• **THE RECORDS**:

[Begin]

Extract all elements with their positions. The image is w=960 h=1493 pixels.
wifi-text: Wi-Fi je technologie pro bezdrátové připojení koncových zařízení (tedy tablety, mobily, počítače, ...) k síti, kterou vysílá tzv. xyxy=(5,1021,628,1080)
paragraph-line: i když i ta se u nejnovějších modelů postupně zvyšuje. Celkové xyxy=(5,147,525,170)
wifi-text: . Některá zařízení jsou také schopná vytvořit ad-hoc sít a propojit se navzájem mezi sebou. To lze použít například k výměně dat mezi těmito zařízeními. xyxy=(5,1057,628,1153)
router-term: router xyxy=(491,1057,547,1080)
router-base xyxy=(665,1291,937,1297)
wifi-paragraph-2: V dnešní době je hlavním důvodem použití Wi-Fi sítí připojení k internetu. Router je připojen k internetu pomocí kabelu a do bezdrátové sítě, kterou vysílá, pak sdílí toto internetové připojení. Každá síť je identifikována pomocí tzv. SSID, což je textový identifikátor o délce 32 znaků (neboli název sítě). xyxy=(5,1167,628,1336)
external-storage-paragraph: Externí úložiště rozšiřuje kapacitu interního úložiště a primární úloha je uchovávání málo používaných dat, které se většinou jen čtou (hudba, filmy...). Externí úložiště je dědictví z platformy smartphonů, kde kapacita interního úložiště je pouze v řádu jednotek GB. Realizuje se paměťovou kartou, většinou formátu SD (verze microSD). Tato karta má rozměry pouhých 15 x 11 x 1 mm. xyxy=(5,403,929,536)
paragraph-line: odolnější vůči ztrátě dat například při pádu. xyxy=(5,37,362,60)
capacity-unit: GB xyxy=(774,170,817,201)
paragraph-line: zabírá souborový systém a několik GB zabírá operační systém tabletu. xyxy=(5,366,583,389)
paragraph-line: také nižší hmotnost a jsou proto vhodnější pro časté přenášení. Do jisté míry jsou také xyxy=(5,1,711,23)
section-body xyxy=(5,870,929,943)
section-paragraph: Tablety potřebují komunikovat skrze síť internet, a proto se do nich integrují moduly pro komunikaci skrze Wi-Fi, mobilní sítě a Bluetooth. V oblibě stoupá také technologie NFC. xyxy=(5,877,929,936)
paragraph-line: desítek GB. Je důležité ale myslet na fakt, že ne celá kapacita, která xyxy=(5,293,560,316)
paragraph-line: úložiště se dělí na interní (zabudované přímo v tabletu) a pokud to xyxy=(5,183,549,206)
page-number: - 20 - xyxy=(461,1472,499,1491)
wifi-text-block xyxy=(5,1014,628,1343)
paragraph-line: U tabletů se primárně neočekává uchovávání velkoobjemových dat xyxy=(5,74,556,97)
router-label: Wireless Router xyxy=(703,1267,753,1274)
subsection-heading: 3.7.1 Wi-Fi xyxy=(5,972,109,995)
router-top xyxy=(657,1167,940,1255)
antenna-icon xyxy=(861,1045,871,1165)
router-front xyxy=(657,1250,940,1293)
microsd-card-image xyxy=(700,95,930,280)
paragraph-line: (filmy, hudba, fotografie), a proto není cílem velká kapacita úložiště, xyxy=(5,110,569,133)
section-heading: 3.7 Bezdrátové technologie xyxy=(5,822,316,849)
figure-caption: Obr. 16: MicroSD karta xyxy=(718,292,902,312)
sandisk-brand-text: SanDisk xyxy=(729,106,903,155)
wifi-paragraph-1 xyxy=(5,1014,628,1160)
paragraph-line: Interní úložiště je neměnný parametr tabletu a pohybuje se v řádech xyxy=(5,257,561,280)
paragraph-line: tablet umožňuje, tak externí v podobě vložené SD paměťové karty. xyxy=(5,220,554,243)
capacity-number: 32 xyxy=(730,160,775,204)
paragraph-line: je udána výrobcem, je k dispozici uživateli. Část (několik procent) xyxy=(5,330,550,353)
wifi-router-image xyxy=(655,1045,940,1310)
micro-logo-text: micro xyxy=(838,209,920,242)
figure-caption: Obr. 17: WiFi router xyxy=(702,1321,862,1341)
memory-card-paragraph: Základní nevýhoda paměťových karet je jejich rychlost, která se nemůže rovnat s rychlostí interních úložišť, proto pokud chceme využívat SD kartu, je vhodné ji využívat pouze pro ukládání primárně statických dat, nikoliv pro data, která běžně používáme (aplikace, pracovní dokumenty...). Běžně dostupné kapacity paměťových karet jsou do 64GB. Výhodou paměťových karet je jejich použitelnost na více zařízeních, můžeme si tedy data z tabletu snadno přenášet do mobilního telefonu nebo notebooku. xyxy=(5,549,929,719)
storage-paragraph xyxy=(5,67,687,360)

[End]

• **PROBLEM TO WORK ON**: Reproduce every line of the records above, unchanged and in full.

• **OUTPUT**:
Extract all elements with their positions. The image is w=960 h=1493 pixels.
wifi-text: Wi-Fi je technologie pro bezdrátové připojení koncových zařízení (tedy tablety, mobily, počítače, ...) k síti, kterou vysílá tzv. xyxy=(5,1021,628,1080)
paragraph-line: i když i ta se u nejnovějších modelů postupně zvyšuje. Celkové xyxy=(5,147,525,170)
wifi-text: . Některá zařízení jsou také schopná vytvořit ad-hoc sít a propojit se navzájem mezi sebou. To lze použít například k výměně dat mezi těmito zařízeními. xyxy=(5,1057,628,1153)
router-term: router xyxy=(491,1057,547,1080)
router-base xyxy=(665,1291,937,1297)
wifi-paragraph-2: V dnešní době je hlavním důvodem použití Wi-Fi sítí připojení k internetu. Router je připojen k internetu pomocí kabelu a do bezdrátové sítě, kterou vysílá, pak sdílí toto internetové připojení. Každá síť je identifikována pomocí tzv. SSID, což je textový identifikátor o délce 32 znaků (neboli název sítě). xyxy=(5,1167,628,1336)
external-storage-paragraph: Externí úložiště rozšiřuje kapacitu interního úložiště a primární úloha je uchovávání málo používaných dat, které se většinou jen čtou (hudba, filmy...). Externí úložiště je dědictví z platformy smartphonů, kde kapacita interního úložiště je pouze v řádu jednotek GB. Realizuje se paměťovou kartou, většinou formátu SD (verze microSD). Tato karta má rozměry pouhých 15 x 11 x 1 mm. xyxy=(5,403,929,536)
paragraph-line: odolnější vůči ztrátě dat například při pádu. xyxy=(5,37,362,60)
capacity-unit: GB xyxy=(774,170,817,201)
paragraph-line: zabírá souborový systém a několik GB zabírá operační systém tabletu. xyxy=(5,366,583,389)
paragraph-line: také nižší hmotnost a jsou proto vhodnější pro časté přenášení. Do jisté míry jsou také xyxy=(5,1,711,23)
section-body xyxy=(5,870,929,943)
section-paragraph: Tablety potřebují komunikovat skrze síť internet, a proto se do nich integrují moduly pro komunikaci skrze Wi-Fi, mobilní sítě a Bluetooth. V oblibě stoupá také technologie NFC. xyxy=(5,877,929,936)
paragraph-line: desítek GB. Je důležité ale myslet na fakt, že ne celá kapacita, která xyxy=(5,293,560,316)
paragraph-line: úložiště se dělí na interní (zabudované přímo v tabletu) a pokud to xyxy=(5,183,549,206)
page-number: - 20 - xyxy=(461,1472,499,1491)
wifi-text-block xyxy=(5,1014,628,1343)
paragraph-line: U tabletů se primárně neočekává uchovávání velkoobjemových dat xyxy=(5,74,556,97)
router-label: Wireless Router xyxy=(703,1267,753,1274)
subsection-heading: 3.7.1 Wi-Fi xyxy=(5,972,109,995)
router-top xyxy=(657,1167,940,1255)
antenna-icon xyxy=(861,1045,871,1165)
router-front xyxy=(657,1250,940,1293)
microsd-card-image xyxy=(700,95,930,280)
paragraph-line: (filmy, hudba, fotografie), a proto není cílem velká kapacita úložiště, xyxy=(5,110,569,133)
section-heading: 3.7 Bezdrátové technologie xyxy=(5,822,316,849)
figure-caption: Obr. 16: MicroSD karta xyxy=(718,292,902,312)
sandisk-brand-text: SanDisk xyxy=(729,106,903,155)
wifi-paragraph-1 xyxy=(5,1014,628,1160)
paragraph-line: Interní úložiště je neměnný parametr tabletu a pohybuje se v řádech xyxy=(5,257,561,280)
paragraph-line: tablet umožňuje, tak externí v podobě vložené SD paměťové karty. xyxy=(5,220,554,243)
capacity-number: 32 xyxy=(730,160,775,204)
paragraph-line: je udána výrobcem, je k dispozici uživateli. Část (několik procent) xyxy=(5,330,550,353)
wifi-router-image xyxy=(655,1045,940,1310)
micro-logo-text: micro xyxy=(838,209,920,242)
figure-caption: Obr. 17: WiFi router xyxy=(702,1321,862,1341)
memory-card-paragraph: Základní nevýhoda paměťových karet je jejich rychlost, která se nemůže rovnat s rychlostí interních úložišť, proto pokud chceme využívat SD kartu, je vhodné ji využívat pouze pro ukládání primárně statických dat, nikoliv pro data, která běžně používáme (aplikace, pracovní dokumenty...). Běžně dostupné kapacity paměťových karet jsou do 64GB. Výhodou paměťových karet je jejich použitelnost na více zařízeních, můžeme si tedy data z tabletu snadno přenášet do mobilního telefonu nebo notebooku. xyxy=(5,549,929,719)
storage-paragraph xyxy=(5,67,687,360)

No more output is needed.